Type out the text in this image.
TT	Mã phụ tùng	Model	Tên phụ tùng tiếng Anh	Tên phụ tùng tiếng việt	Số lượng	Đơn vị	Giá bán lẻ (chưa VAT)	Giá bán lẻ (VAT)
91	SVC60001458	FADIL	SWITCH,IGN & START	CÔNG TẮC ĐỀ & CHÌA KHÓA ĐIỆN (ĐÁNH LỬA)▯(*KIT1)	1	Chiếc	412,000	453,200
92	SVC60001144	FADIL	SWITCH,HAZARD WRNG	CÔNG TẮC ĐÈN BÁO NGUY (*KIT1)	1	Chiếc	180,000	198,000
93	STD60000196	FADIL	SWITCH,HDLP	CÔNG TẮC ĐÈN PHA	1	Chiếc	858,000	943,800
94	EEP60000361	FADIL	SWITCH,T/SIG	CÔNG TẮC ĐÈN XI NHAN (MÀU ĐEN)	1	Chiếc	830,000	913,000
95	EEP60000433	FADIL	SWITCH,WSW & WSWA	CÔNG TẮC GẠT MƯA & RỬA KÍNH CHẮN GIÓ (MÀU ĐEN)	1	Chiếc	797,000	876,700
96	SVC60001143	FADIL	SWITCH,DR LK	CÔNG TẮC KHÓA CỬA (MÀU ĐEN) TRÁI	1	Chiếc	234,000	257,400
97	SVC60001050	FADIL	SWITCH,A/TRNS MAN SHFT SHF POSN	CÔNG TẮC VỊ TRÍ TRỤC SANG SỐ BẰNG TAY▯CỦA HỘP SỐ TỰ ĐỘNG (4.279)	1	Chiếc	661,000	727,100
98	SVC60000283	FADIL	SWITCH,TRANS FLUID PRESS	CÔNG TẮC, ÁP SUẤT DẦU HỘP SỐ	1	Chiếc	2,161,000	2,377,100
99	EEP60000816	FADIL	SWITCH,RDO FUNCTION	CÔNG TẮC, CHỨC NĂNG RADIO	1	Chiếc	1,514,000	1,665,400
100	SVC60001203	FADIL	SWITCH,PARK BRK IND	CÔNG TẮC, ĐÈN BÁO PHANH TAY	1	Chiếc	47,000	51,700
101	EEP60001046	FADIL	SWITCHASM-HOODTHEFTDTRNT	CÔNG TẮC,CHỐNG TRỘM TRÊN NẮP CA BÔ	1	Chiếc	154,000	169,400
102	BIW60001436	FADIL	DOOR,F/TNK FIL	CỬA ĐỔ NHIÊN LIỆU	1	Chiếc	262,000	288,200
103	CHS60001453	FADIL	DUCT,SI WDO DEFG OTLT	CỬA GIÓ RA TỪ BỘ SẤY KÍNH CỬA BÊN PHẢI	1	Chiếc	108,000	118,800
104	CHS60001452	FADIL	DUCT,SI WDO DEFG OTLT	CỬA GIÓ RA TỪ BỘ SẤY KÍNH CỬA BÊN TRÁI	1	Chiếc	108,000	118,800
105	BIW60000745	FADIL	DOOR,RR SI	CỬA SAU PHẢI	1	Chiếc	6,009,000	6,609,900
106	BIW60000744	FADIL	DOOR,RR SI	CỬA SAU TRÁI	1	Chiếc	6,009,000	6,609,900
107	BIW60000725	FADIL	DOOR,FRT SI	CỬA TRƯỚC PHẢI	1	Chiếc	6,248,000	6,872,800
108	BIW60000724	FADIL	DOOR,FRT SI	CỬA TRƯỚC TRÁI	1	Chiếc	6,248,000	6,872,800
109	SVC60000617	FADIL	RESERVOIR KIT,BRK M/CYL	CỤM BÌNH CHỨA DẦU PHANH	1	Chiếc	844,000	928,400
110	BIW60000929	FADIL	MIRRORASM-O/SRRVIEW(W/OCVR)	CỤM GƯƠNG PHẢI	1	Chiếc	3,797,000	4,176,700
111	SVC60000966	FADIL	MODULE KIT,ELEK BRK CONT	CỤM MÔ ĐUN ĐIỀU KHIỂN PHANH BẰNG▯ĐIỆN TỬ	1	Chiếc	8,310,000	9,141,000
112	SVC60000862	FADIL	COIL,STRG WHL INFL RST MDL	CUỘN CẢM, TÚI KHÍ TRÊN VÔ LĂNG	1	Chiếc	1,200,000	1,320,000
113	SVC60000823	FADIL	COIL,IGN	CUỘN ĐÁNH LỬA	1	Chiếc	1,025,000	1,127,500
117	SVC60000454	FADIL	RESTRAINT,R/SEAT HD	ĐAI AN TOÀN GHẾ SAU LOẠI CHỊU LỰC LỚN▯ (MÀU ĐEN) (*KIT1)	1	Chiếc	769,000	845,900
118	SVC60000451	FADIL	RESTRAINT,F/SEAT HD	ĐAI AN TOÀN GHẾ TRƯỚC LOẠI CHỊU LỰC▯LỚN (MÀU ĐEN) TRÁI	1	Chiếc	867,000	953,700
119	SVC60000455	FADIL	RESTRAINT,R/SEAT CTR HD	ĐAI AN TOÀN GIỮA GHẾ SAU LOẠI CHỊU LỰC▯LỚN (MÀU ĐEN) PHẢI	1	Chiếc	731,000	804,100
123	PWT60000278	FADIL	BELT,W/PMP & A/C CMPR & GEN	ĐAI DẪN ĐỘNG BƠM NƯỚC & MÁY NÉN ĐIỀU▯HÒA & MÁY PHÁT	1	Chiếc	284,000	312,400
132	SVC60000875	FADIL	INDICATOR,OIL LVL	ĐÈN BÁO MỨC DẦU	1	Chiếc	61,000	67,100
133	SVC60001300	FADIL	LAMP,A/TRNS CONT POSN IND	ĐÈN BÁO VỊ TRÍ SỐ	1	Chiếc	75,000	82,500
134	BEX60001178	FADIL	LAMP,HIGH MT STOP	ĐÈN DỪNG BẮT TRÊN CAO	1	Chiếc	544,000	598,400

- _The problem_: Generate an exact reproduction of all entries.

- _Result below_:
Type out the text in this image.
TT	Mã phụ tùng	Model	Tên phụ tùng tiếng Anh	Tên phụ tùng tiếng việt	Số lượng	Đơn vị	Giá bán lẻ (chưa VAT)	Giá bán lẻ (VAT)
91	SVC60001458	FADIL	SWITCH,IGN & START	CÔNG TẮC ĐỀ & CHÌA KHÓA ĐIỆN (ĐÁNH LỬA)▯(*KIT1)	1	Chiếc	412,000	453,200
92	SVC60001144	FADIL	SWITCH,HAZARD WRNG	CÔNG TẮC ĐÈN BÁO NGUY (*KIT1)	1	Chiếc	180,000	198,000
93	STD60000196	FADIL	SWITCH,HDLP	CÔNG TẮC ĐÈN PHA	1	Chiếc	858,000	943,800
94	EEP60000361	FADIL	SWITCH,T/SIG	CÔNG TẮC ĐÈN XI NHAN (MÀU ĐEN)	1	Chiếc	830,000	913,000
95	EEP60000433	FADIL	SWITCH,WSW & WSWA	CÔNG TẮC GẠT MƯA & RỬA KÍNH CHẮN GIÓ (MÀU ĐEN)	1	Chiếc	797,000	876,700
96	SVC60001143	FADIL	SWITCH,DR LK	CÔNG TẮC KHÓA CỬA (MÀU ĐEN) TRÁI	1	Chiếc	234,000	257,400
97	SVC60001050	FADIL	SWITCH,A/TRNS MAN SHFT SHF POSN	CÔNG TẮC VỊ TRÍ TRỤC SANG SỐ BẰNG TAY▯CỦA HỘP SỐ TỰ ĐỘNG (4.279)	1	Chiếc	661,000	727,100
98	SVC60000283	FADIL	SWITCH,TRANS FLUID PRESS	CÔNG TẮC, ÁP SUẤT DẦU HỘP SỐ	1	Chiếc	2,161,000	2,377,100
99	EEP60000816	FADIL	SWITCH,RDO FUNCTION	CÔNG TẮC, CHỨC NĂNG RADIO	1	Chiếc	1,514,000	1,665,400
100	SVC60001203	FADIL	SWITCH,PARK BRK IND	CÔNG TẮC, ĐÈN BÁO PHANH TAY	1	Chiếc	47,000	51,700
101	EEP60001046	FADIL	SWITCHASM-HOODTHEFTDTRNT	CÔNG TẮC,CHỐNG TRỘM TRÊN NẮP CA BÔ	1	Chiếc	154,000	169,400
102	BIW60001436	FADIL	DOOR,F/TNK FIL	CỬA ĐỔ NHIÊN LIỆU	1	Chiếc	262,000	288,200
103	CHS60001453	FADIL	DUCT,SI WDO DEFG OTLT	CỬA GIÓ RA TỪ BỘ SẤY KÍNH CỬA BÊN PHẢI	1	Chiếc	108,000	118,800
104	CHS60001452	FADIL	DUCT,SI WDO DEFG OTLT	CỬA GIÓ RA TỪ BỘ SẤY KÍNH CỬA BÊN TRÁI	1	Chiếc	108,000	118,800
105	BIW60000745	FADIL	DOOR,RR SI	CỬA SAU PHẢI	1	Chiếc	6,009,000	6,609,900
106	BIW60000744	FADIL	DOOR,RR SI	CỬA SAU TRÁI	1	Chiếc	6,009,000	6,609,900
107	BIW60000725	FADIL	DOOR,FRT SI	CỬA TRƯỚC PHẢI	1	Chiếc	6,248,000	6,872,800
108	BIW60000724	FADIL	DOOR,FRT SI	CỬA TRƯỚC TRÁI	1	Chiếc	6,248,000	6,872,800
109	SVC60000617	FADIL	RESERVOIR KIT,BRK M/CYL	CỤM BÌNH CHỨA DẦU PHANH	1	Chiếc	844,000	928,400
110	BIW60000929	FADIL	MIRRORASM-O/SRRVIEW(W/OCVR)	CỤM GƯƠNG PHẢI	1	Chiếc	3,797,000	4,176,700
111	SVC60000966	FADIL	MODULE KIT,ELEK BRK CONT	CỤM MÔ ĐUN ĐIỀU KHIỂN PHANH BẰNG▯ĐIỆN TỬ	1	Chiếc	8,310,000	9,141,000
112	SVC60000862	FADIL	COIL,STRG WHL INFL RST MDL	CUỘN CẢM, TÚI KHÍ TRÊN VÔ LĂNG	1	Chiếc	1,200,000	1,320,000
113	SVC60000823	FADIL	COIL,IGN	CUỘN ĐÁNH LỬA	1	Chiếc	1,025,000	1,127,500
117	SVC60000454	FADIL	RESTRAINT,R/SEAT HD	ĐAI AN TOÀN GHẾ SAU LOẠI CHỊU LỰC LỚN▯ (MÀU ĐEN) (*KIT1)	1	Chiếc	769,000	845,900
118	SVC60000451	FADIL	RESTRAINT,F/SEAT HD	ĐAI AN TOÀN GHẾ TRƯỚC LOẠI CHỊU LỰC▯LỚN (MÀU ĐEN) TRÁI	1	Chiếc	867,000	953,700
119	SVC60000455	FADIL	RESTRAINT,R/SEAT CTR HD	ĐAI AN TOÀN GIỮA GHẾ SAU LOẠI CHỊU LỰC▯LỚN (MÀU ĐEN) PHẢI	1	Chiếc	731,000	804,100
123	PWT60000278	FADIL	BELT,W/PMP & A/C CMPR & GEN	ĐAI DẪN ĐỘNG BƠM NƯỚC & MÁY NÉN ĐIỀU▯HÒA & MÁY PHÁT	1	Chiếc	284,000	312,400
132	SVC60000875	FADIL	INDICATOR,OIL LVL	ĐÈN BÁO MỨC DẦU	1	Chiếc	61,000	67,100
133	SVC60001300	FADIL	LAMP,A/TRNS CONT POSN IND	ĐÈN BÁO VỊ TRÍ SỐ	1	Chiếc	75,000	82,500
134	BEX60001178	FADIL	LAMP,HIGH MT STOP	ĐÈN DỪNG BẮT TRÊN CAO	1	Chiếc	544,000	598,400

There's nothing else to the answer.